[Rows from a dataset]

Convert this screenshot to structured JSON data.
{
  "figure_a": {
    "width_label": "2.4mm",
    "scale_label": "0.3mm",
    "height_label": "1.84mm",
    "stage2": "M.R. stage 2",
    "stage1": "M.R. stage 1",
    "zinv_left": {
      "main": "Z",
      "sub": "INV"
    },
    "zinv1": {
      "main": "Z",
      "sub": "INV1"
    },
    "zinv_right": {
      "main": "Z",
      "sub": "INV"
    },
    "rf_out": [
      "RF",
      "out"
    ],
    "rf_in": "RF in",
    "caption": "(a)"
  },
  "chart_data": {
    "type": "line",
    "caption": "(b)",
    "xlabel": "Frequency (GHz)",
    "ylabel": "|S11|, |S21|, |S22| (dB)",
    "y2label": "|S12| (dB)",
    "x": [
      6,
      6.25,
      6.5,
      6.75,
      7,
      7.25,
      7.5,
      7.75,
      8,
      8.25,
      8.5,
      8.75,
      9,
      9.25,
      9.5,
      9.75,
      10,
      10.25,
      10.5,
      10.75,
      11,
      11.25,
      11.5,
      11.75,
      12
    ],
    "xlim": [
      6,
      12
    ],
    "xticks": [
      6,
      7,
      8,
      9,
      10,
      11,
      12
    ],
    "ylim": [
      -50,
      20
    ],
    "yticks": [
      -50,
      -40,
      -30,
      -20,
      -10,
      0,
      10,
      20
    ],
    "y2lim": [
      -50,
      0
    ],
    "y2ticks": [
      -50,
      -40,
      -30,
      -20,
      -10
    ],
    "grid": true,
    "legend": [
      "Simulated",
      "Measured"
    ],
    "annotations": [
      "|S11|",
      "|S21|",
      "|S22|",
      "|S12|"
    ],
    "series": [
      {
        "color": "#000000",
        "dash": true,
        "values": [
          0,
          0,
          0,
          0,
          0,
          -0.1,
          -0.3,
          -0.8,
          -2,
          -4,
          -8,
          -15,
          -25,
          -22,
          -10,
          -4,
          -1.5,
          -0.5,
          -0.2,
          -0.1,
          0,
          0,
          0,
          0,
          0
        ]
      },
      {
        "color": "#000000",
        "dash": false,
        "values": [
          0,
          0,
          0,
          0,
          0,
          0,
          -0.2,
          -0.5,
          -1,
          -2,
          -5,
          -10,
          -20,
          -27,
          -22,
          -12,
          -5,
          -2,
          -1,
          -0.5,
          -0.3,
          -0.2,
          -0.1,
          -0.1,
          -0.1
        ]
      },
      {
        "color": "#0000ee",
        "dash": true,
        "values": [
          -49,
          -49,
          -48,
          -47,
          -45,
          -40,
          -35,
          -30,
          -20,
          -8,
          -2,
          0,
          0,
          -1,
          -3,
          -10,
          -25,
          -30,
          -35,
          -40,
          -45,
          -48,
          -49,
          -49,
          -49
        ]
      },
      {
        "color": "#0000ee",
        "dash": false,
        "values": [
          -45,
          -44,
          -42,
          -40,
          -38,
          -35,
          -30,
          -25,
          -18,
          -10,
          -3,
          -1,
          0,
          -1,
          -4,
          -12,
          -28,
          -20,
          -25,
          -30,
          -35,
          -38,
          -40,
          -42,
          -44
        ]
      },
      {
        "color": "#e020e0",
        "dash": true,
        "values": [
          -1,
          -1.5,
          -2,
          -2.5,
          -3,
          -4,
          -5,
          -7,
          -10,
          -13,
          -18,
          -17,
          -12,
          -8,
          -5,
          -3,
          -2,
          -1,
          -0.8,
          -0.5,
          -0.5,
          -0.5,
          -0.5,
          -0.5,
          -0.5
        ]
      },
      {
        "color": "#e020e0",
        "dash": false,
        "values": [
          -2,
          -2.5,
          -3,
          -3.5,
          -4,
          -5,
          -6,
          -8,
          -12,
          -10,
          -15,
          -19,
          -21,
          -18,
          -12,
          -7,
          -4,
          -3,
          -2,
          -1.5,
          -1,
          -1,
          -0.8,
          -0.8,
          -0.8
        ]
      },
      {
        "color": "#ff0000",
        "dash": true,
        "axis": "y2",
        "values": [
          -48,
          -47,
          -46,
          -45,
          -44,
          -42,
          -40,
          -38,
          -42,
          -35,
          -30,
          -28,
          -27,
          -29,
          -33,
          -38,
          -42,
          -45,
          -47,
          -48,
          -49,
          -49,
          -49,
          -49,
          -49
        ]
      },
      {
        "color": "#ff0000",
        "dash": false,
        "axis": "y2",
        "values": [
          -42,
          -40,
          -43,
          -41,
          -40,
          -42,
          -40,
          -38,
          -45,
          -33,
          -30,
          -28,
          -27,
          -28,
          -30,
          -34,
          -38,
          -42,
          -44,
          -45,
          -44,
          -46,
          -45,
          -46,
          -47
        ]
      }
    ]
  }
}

» **WRITTEN INSTRUCTION**:
The records above should be repeated in full, exactly as given.

» **ANSWER TO THE PROBLEM**:
Convert this screenshot to structured JSON data.
{
  "figure_a": {
    "width_label": "2.4mm",
    "scale_label": "0.3mm",
    "height_label": "1.84mm",
    "stage2": "M.R. stage 2",
    "stage1": "M.R. stage 1",
    "zinv_left": {
      "main": "Z",
      "sub": "INV"
    },
    "zinv1": {
      "main": "Z",
      "sub": "INV1"
    },
    "zinv_right": {
      "main": "Z",
      "sub": "INV"
    },
    "rf_out": [
      "RF",
      "out"
    ],
    "rf_in": "RF in",
    "caption": "(a)"
  },
  "chart_data": {
    "type": "line",
    "caption": "(b)",
    "xlabel": "Frequency (GHz)",
    "ylabel": "|S11|, |S21|, |S22| (dB)",
    "y2label": "|S12| (dB)",
    "x": [
      6,
      6.25,
      6.5,
      6.75,
      7,
      7.25,
      7.5,
      7.75,
      8,
      8.25,
      8.5,
      8.75,
      9,
      9.25,
      9.5,
      9.75,
      10,
      10.25,
      10.5,
      10.75,
      11,
      11.25,
      11.5,
      11.75,
      12
    ],
    "xlim": [
      6,
      12
    ],
    "xticks": [
      6,
      7,
      8,
      9,
      10,
      11,
      12
    ],
    "ylim": [
      -50,
      20
    ],
    "yticks": [
      -50,
      -40,
      -30,
      -20,
      -10,
      0,
      10,
      20
    ],
    "y2lim": [
      -50,
      0
    ],
    "y2ticks": [
      -50,
      -40,
      -30,
      -20,
      -10
    ],
    "grid": true,
    "legend": [
      "Simulated",
      "Measured"
    ],
    "annotations": [
      "|S11|",
      "|S21|",
      "|S22|",
      "|S12|"
    ],
    "series": [
      {
        "color": "#000000",
        "dash": true,
        "values": [
          0,
          0,
          0,
          0,
          0,
          -0.1,
          -0.3,
          -0.8,
          -2,
          -4,
          -8,
          -15,
          -25,
          -22,
          -10,
          -4,
          -1.5,
          -0.5,
          -0.2,
          -0.1,
          0,
          0,
          0,
          0,
          0
        ]
      },
      {
        "color": "#000000",
        "dash": false,
        "values": [
          0,
          0,
          0,
          0,
          0,
          0,
          -0.2,
          -0.5,
          -1,
          -2,
          -5,
          -10,
          -20,
          -27,
          -22,
          -12,
          -5,
          -2,
          -1,
          -0.5,
          -0.3,
          -0.2,
          -0.1,
          -0.1,
          -0.1
        ]
      },
      {
        "color": "#0000ee",
        "dash": true,
        "values": [
          -49,
          -49,
          -48,
          -47,
          -45,
          -40,
          -35,
          -30,
          -20,
          -8,
          -2,
          0,
          0,
          -1,
          -3,
          -10,
          -25,
          -30,
          -35,
          -40,
          -45,
          -48,
          -49,
          -49,
          -49
        ]
      },
      {
        "color": "#0000ee",
        "dash": false,
        "values": [
          -45,
          -44,
          -42,
          -40,
          -38,
          -35,
          -30,
          -25,
          -18,
          -10,
          -3,
          -1,
          0,
          -1,
          -4,
          -12,
          -28,
          -20,
          -25,
          -30,
          -35,
          -38,
          -40,
          -42,
          -44
        ]
      },
      {
        "color": "#e020e0",
        "dash": true,
        "values": [
          -1,
          -1.5,
          -2,
          -2.5,
          -3,
          -4,
          -5,
          -7,
          -10,
          -13,
          -18,
          -17,
          -12,
          -8,
          -5,
          -3,
          -2,
          -1,
          -0.8,
          -0.5,
          -0.5,
          -0.5,
          -0.5,
          -0.5,
          -0.5
        ]
      },
      {
        "color": "#e020e0",
        "dash": false,
        "values": [
          -2,
          -2.5,
          -3,
          -3.5,
          -4,
          -5,
          -6,
          -8,
          -12,
          -10,
          -15,
          -19,
          -21,
          -18,
          -12,
          -7,
          -4,
          -3,
          -2,
          -1.5,
          -1,
          -1,
          -0.8,
          -0.8,
          -0.8
        ]
      },
      {
        "color": "#ff0000",
        "dash": true,
        "axis": "y2",
        "values": [
          -48,
          -47,
          -46,
          -45,
          -44,
          -42,
          -40,
          -38,
          -42,
          -35,
          -30,
          -28,
          -27,
          -29,
          -33,
          -38,
          -42,
          -45,
          -47,
          -48,
          -49,
          -49,
          -49,
          -49,
          -49
        ]
      },
      {
        "color": "#ff0000",
        "dash": false,
        "axis": "y2",
        "values": [
          -42,
          -40,
          -43,
          -41,
          -40,
          -42,
          -40,
          -38,
          -45,
          -33,
          -30,
          -28,
          -27,
          -28,
          -30,
          -34,
          -38,
          -42,
          -44,
          -45,
          -44,
          -46,
          -45,
          -46,
          -47
        ]
      }
    ]
  }
}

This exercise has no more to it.